Set problem: Write out the whole listing word for word.

[Stored data]
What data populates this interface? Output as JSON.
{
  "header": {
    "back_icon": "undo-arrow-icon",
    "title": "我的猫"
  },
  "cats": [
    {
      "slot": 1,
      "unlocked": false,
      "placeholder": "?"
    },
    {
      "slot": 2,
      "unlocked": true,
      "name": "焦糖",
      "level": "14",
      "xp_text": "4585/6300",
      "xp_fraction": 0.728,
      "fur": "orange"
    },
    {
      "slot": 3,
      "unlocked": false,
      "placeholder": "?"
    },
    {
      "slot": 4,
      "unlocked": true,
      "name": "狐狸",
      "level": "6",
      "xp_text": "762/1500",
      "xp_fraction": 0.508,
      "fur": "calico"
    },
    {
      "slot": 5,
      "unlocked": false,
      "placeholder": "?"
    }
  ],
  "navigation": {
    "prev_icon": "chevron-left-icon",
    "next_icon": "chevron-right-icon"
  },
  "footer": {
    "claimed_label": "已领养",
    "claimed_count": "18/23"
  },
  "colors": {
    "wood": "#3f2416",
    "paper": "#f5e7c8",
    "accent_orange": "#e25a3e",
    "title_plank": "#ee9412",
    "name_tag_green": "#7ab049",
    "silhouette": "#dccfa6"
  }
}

Result of the exercise:
What data populates this interface? Output as JSON.
{
  "header": {
    "back_icon": "undo-arrow-icon",
    "title": "我的猫"
  },
  "cats": [
    {
      "slot": 1,
      "unlocked": false,
      "placeholder": "?"
    },
    {
      "slot": 2,
      "unlocked": true,
      "name": "焦糖",
      "level": "14",
      "xp_text": "4585/6300",
      "xp_fraction": 0.728,
      "fur": "orange"
    },
    {
      "slot": 3,
      "unlocked": false,
      "placeholder": "?"
    },
    {
      "slot": 4,
      "unlocked": true,
      "name": "狐狸",
      "level": "6",
      "xp_text": "762/1500",
      "xp_fraction": 0.508,
      "fur": "calico"
    },
    {
      "slot": 5,
      "unlocked": false,
      "placeholder": "?"
    }
  ],
  "navigation": {
    "prev_icon": "chevron-left-icon",
    "next_icon": "chevron-right-icon"
  },
  "footer": {
    "claimed_label": "已领养",
    "claimed_count": "18/23"
  },
  "colors": {
    "wood": "#3f2416",
    "paper": "#f5e7c8",
    "accent_orange": "#e25a3e",
    "title_plank": "#ee9412",
    "name_tag_green": "#7ab049",
    "silhouette": "#dccfa6"
  }
}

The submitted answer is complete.